» Task objective: Output the full material exactly as it appears here.

__________

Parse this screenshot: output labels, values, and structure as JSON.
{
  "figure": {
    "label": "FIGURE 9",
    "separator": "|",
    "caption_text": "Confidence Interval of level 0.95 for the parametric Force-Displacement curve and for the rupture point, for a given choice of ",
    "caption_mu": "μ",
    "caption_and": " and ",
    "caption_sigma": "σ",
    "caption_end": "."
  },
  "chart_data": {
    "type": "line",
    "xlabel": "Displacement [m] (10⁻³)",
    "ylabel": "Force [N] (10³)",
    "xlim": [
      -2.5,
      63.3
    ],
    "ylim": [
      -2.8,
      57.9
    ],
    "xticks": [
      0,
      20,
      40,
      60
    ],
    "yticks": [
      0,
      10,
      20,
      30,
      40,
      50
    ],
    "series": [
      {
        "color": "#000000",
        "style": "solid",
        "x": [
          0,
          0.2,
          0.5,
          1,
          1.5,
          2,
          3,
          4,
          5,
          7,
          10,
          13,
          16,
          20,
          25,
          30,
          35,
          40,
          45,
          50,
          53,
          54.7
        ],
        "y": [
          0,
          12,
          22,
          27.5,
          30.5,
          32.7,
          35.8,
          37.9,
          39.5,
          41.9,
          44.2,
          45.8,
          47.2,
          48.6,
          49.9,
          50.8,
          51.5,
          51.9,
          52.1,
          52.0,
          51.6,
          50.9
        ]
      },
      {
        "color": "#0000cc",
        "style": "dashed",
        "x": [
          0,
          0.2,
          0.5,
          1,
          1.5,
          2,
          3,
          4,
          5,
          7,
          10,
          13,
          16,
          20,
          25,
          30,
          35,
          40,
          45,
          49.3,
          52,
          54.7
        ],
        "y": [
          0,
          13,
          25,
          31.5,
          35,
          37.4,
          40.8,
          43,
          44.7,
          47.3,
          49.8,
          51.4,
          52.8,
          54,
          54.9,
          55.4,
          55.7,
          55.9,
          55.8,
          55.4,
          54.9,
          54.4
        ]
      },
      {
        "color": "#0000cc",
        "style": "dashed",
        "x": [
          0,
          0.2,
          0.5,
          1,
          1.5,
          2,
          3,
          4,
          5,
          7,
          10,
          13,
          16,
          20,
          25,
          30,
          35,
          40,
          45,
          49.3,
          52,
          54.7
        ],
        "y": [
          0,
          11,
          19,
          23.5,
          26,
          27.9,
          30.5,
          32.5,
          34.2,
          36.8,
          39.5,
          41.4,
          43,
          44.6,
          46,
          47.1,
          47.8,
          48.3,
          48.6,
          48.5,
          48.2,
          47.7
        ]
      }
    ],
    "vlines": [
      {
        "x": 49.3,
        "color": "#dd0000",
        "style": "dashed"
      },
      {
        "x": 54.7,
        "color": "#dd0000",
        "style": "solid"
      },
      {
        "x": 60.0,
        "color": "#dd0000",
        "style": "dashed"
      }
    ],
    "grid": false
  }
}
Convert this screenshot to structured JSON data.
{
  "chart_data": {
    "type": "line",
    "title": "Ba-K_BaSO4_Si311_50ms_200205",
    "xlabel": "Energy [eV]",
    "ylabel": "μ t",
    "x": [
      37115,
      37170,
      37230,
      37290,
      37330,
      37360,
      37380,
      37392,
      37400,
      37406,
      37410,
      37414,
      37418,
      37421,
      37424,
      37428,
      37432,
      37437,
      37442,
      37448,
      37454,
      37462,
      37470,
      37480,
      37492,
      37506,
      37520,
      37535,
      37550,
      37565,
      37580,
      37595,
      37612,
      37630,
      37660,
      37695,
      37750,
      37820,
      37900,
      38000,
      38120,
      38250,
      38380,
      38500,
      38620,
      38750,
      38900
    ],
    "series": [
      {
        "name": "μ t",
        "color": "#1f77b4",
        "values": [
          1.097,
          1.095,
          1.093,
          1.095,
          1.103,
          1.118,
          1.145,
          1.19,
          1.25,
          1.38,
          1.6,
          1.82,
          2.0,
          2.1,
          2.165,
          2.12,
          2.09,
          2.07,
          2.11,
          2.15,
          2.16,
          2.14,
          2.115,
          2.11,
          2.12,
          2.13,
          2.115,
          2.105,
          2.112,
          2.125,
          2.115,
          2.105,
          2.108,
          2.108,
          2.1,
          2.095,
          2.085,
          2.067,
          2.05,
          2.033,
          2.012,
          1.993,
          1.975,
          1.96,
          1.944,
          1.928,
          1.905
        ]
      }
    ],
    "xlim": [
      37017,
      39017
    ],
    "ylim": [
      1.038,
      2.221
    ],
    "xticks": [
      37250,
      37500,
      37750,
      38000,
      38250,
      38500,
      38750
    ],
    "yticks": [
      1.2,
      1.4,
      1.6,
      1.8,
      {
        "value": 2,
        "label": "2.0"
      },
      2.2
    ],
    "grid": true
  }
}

__________

» Final answer:
Parse this screenshot: output labels, values, and structure as JSON.
{
  "figure": {
    "label": "FIGURE 9",
    "separator": "|",
    "caption_text": "Confidence Interval of level 0.95 for the parametric Force-Displacement curve and for the rupture point, for a given choice of ",
    "caption_mu": "μ",
    "caption_and": " and ",
    "caption_sigma": "σ",
    "caption_end": "."
  },
  "chart_data": {
    "type": "line",
    "xlabel": "Displacement [m] (10⁻³)",
    "ylabel": "Force [N] (10³)",
    "xlim": [
      -2.5,
      63.3
    ],
    "ylim": [
      -2.8,
      57.9
    ],
    "xticks": [
      0,
      20,
      40,
      60
    ],
    "yticks": [
      0,
      10,
      20,
      30,
      40,
      50
    ],
    "series": [
      {
        "color": "#000000",
        "style": "solid",
        "x": [
          0,
          0.2,
          0.5,
          1,
          1.5,
          2,
          3,
          4,
          5,
          7,
          10,
          13,
          16,
          20,
          25,
          30,
          35,
          40,
          45,
          50,
          53,
          54.7
        ],
        "y": [
          0,
          12,
          22,
          27.5,
          30.5,
          32.7,
          35.8,
          37.9,
          39.5,
          41.9,
          44.2,
          45.8,
          47.2,
          48.6,
          49.9,
          50.8,
          51.5,
          51.9,
          52.1,
          52.0,
          51.6,
          50.9
        ]
      },
      {
        "color": "#0000cc",
        "style": "dashed",
        "x": [
          0,
          0.2,
          0.5,
          1,
          1.5,
          2,
          3,
          4,
          5,
          7,
          10,
          13,
          16,
          20,
          25,
          30,
          35,
          40,
          45,
          49.3,
          52,
          54.7
        ],
        "y": [
          0,
          13,
          25,
          31.5,
          35,
          37.4,
          40.8,
          43,
          44.7,
          47.3,
          49.8,
          51.4,
          52.8,
          54,
          54.9,
          55.4,
          55.7,
          55.9,
          55.8,
          55.4,
          54.9,
          54.4
        ]
      },
      {
        "color": "#0000cc",
        "style": "dashed",
        "x": [
          0,
          0.2,
          0.5,
          1,
          1.5,
          2,
          3,
          4,
          5,
          7,
          10,
          13,
          16,
          20,
          25,
          30,
          35,
          40,
          45,
          49.3,
          52,
          54.7
        ],
        "y": [
          0,
          11,
          19,
          23.5,
          26,
          27.9,
          30.5,
          32.5,
          34.2,
          36.8,
          39.5,
          41.4,
          43,
          44.6,
          46,
          47.1,
          47.8,
          48.3,
          48.6,
          48.5,
          48.2,
          47.7
        ]
      }
    ],
    "vlines": [
      {
        "x": 49.3,
        "color": "#dd0000",
        "style": "dashed"
      },
      {
        "x": 54.7,
        "color": "#dd0000",
        "style": "solid"
      },
      {
        "x": 60.0,
        "color": "#dd0000",
        "style": "dashed"
      }
    ],
    "grid": false
  }
}
Convert this screenshot to structured JSON data.
{
  "chart_data": {
    "type": "line",
    "title": "Ba-K_BaSO4_Si311_50ms_200205",
    "xlabel": "Energy [eV]",
    "ylabel": "μ t",
    "x": [
      37115,
      37170,
      37230,
      37290,
      37330,
      37360,
      37380,
      37392,
      37400,
      37406,
      37410,
      37414,
      37418,
      37421,
      37424,
      37428,
      37432,
      37437,
      37442,
      37448,
      37454,
      37462,
      37470,
      37480,
      37492,
      37506,
      37520,
      37535,
      37550,
      37565,
      37580,
      37595,
      37612,
      37630,
      37660,
      37695,
      37750,
      37820,
      37900,
      38000,
      38120,
      38250,
      38380,
      38500,
      38620,
      38750,
      38900
    ],
    "series": [
      {
        "name": "μ t",
        "color": "#1f77b4",
        "values": [
          1.097,
          1.095,
          1.093,
          1.095,
          1.103,
          1.118,
          1.145,
          1.19,
          1.25,
          1.38,
          1.6,
          1.82,
          2.0,
          2.1,
          2.165,
          2.12,
          2.09,
          2.07,
          2.11,
          2.15,
          2.16,
          2.14,
          2.115,
          2.11,
          2.12,
          2.13,
          2.115,
          2.105,
          2.112,
          2.125,
          2.115,
          2.105,
          2.108,
          2.108,
          2.1,
          2.095,
          2.085,
          2.067,
          2.05,
          2.033,
          2.012,
          1.993,
          1.975,
          1.96,
          1.944,
          1.928,
          1.905
        ]
      }
    ],
    "xlim": [
      37017,
      39017
    ],
    "ylim": [
      1.038,
      2.221
    ],
    "xticks": [
      37250,
      37500,
      37750,
      38000,
      38250,
      38500,
      38750
    ],
    "yticks": [
      1.2,
      1.4,
      1.6,
      1.8,
      {
        "value": 2,
        "label": "2.0"
      },
      2.2
    ],
    "grid": true
  }
}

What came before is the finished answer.